— Start of Dataset entries —

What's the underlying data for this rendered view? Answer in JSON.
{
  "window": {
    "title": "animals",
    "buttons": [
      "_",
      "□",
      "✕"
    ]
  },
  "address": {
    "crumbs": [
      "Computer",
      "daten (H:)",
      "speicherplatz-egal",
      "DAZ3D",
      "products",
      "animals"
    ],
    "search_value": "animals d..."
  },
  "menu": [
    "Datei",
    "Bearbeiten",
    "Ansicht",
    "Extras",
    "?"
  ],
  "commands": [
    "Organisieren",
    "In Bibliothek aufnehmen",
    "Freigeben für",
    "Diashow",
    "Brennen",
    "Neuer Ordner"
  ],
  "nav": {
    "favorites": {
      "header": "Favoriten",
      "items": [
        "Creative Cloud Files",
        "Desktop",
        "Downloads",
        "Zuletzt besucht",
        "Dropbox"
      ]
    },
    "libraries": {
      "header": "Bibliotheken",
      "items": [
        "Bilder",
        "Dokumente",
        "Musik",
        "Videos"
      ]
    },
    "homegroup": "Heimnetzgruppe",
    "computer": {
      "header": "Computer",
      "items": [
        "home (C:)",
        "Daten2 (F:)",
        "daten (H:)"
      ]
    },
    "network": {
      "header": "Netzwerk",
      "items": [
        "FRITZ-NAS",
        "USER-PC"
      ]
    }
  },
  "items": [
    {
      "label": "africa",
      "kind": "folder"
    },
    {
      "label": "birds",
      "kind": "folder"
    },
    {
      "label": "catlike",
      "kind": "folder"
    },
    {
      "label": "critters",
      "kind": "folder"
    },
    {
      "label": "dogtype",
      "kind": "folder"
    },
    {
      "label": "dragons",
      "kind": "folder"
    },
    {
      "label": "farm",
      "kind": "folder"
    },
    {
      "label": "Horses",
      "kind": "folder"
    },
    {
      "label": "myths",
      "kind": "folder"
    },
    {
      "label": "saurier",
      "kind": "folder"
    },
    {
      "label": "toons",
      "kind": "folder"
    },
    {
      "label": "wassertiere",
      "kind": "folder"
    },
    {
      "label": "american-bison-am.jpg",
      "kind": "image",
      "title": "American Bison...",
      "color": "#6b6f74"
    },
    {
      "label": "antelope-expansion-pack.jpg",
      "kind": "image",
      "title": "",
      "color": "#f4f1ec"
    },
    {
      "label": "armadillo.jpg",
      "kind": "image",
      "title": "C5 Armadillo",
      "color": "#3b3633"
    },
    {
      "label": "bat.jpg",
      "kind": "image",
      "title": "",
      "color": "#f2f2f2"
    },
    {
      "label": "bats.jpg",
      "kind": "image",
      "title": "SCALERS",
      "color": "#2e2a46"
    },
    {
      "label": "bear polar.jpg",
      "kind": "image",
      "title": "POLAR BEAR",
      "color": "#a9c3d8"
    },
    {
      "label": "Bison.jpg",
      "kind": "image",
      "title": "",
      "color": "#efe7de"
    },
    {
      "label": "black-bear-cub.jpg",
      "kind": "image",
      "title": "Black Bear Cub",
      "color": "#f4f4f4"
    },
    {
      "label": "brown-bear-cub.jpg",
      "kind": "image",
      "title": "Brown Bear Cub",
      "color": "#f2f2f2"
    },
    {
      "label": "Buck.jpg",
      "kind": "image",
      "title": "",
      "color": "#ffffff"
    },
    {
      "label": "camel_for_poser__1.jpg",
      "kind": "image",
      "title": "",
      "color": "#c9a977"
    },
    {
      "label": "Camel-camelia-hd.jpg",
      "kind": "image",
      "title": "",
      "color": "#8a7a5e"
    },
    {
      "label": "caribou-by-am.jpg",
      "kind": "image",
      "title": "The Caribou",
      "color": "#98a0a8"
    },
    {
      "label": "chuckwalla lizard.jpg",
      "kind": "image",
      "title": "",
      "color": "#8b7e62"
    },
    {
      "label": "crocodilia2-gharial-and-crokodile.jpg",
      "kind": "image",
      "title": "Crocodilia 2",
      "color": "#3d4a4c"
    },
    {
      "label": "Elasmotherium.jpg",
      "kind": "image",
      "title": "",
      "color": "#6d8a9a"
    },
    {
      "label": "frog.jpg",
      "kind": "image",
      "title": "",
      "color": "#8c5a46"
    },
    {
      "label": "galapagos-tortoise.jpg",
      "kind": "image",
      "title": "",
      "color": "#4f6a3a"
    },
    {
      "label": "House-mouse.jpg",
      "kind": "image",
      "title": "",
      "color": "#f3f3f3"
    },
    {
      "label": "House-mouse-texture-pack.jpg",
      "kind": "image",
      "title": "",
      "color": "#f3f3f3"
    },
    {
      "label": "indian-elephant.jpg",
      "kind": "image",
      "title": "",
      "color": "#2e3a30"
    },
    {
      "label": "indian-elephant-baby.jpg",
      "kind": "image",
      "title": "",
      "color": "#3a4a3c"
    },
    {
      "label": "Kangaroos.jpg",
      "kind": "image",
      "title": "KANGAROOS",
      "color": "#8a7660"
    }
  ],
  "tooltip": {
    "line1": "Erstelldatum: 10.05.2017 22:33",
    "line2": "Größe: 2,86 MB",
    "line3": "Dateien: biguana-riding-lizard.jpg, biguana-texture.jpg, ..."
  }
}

— End of Dataset entries —

▶ [Aim of the exercise]: Copy out each line exactly as written.

▶ [Task response]:
What's the underlying data for this rendered view? Answer in JSON.
{
  "window": {
    "title": "animals",
    "buttons": [
      "_",
      "□",
      "✕"
    ]
  },
  "address": {
    "crumbs": [
      "Computer",
      "daten (H:)",
      "speicherplatz-egal",
      "DAZ3D",
      "products",
      "animals"
    ],
    "search_value": "animals d..."
  },
  "menu": [
    "Datei",
    "Bearbeiten",
    "Ansicht",
    "Extras",
    "?"
  ],
  "commands": [
    "Organisieren",
    "In Bibliothek aufnehmen",
    "Freigeben für",
    "Diashow",
    "Brennen",
    "Neuer Ordner"
  ],
  "nav": {
    "favorites": {
      "header": "Favoriten",
      "items": [
        "Creative Cloud Files",
        "Desktop",
        "Downloads",
        "Zuletzt besucht",
        "Dropbox"
      ]
    },
    "libraries": {
      "header": "Bibliotheken",
      "items": [
        "Bilder",
        "Dokumente",
        "Musik",
        "Videos"
      ]
    },
    "homegroup": "Heimnetzgruppe",
    "computer": {
      "header": "Computer",
      "items": [
        "home (C:)",
        "Daten2 (F:)",
        "daten (H:)"
      ]
    },
    "network": {
      "header": "Netzwerk",
      "items": [
        "FRITZ-NAS",
        "USER-PC"
      ]
    }
  },
  "items": [
    {
      "label": "africa",
      "kind": "folder"
    },
    {
      "label": "birds",
      "kind": "folder"
    },
    {
      "label": "catlike",
      "kind": "folder"
    },
    {
      "label": "critters",
      "kind": "folder"
    },
    {
      "label": "dogtype",
      "kind": "folder"
    },
    {
      "label": "dragons",
      "kind": "folder"
    },
    {
      "label": "farm",
      "kind": "folder"
    },
    {
      "label": "Horses",
      "kind": "folder"
    },
    {
      "label": "myths",
      "kind": "folder"
    },
    {
      "label": "saurier",
      "kind": "folder"
    },
    {
      "label": "toons",
      "kind": "folder"
    },
    {
      "label": "wassertiere",
      "kind": "folder"
    },
    {
      "label": "american-bison-am.jpg",
      "kind": "image",
      "title": "American Bison...",
      "color": "#6b6f74"
    },
    {
      "label": "antelope-expansion-pack.jpg",
      "kind": "image",
      "title": "",
      "color": "#f4f1ec"
    },
    {
      "label": "armadillo.jpg",
      "kind": "image",
      "title": "C5 Armadillo",
      "color": "#3b3633"
    },
    {
      "label": "bat.jpg",
      "kind": "image",
      "title": "",
      "color": "#f2f2f2"
    },
    {
      "label": "bats.jpg",
      "kind": "image",
      "title": "SCALERS",
      "color": "#2e2a46"
    },
    {
      "label": "bear polar.jpg",
      "kind": "image",
      "title": "POLAR BEAR",
      "color": "#a9c3d8"
    },
    {
      "label": "Bison.jpg",
      "kind": "image",
      "title": "",
      "color": "#efe7de"
    },
    {
      "label": "black-bear-cub.jpg",
      "kind": "image",
      "title": "Black Bear Cub",
      "color": "#f4f4f4"
    },
    {
      "label": "brown-bear-cub.jpg",
      "kind": "image",
      "title": "Brown Bear Cub",
      "color": "#f2f2f2"
    },
    {
      "label": "Buck.jpg",
      "kind": "image",
      "title": "",
      "color": "#ffffff"
    },
    {
      "label": "camel_for_poser__1.jpg",
      "kind": "image",
      "title": "",
      "color": "#c9a977"
    },
    {
      "label": "Camel-camelia-hd.jpg",
      "kind": "image",
      "title": "",
      "color": "#8a7a5e"
    },
    {
      "label": "caribou-by-am.jpg",
      "kind": "image",
      "title": "The Caribou",
      "color": "#98a0a8"
    },
    {
      "label": "chuckwalla lizard.jpg",
      "kind": "image",
      "title": "",
      "color": "#8b7e62"
    },
    {
      "label": "crocodilia2-gharial-and-crokodile.jpg",
      "kind": "image",
      "title": "Crocodilia 2",
      "color": "#3d4a4c"
    },
    {
      "label": "Elasmotherium.jpg",
      "kind": "image",
      "title": "",
      "color": "#6d8a9a"
    },
    {
      "label": "frog.jpg",
      "kind": "image",
      "title": "",
      "color": "#8c5a46"
    },
    {
      "label": "galapagos-tortoise.jpg",
      "kind": "image",
      "title": "",
      "color": "#4f6a3a"
    },
    {
      "label": "House-mouse.jpg",
      "kind": "image",
      "title": "",
      "color": "#f3f3f3"
    },
    {
      "label": "House-mouse-texture-pack.jpg",
      "kind": "image",
      "title": "",
      "color": "#f3f3f3"
    },
    {
      "label": "indian-elephant.jpg",
      "kind": "image",
      "title": "",
      "color": "#2e3a30"
    },
    {
      "label": "indian-elephant-baby.jpg",
      "kind": "image",
      "title": "",
      "color": "#3a4a3c"
    },
    {
      "label": "Kangaroos.jpg",
      "kind": "image",
      "title": "KANGAROOS",
      "color": "#8a7660"
    }
  ],
  "tooltip": {
    "line1": "Erstelldatum: 10.05.2017 22:33",
    "line2": "Größe: 2,86 MB",
    "line3": "Dateien: biguana-riding-lizard.jpg, biguana-texture.jpg, ..."
  }
}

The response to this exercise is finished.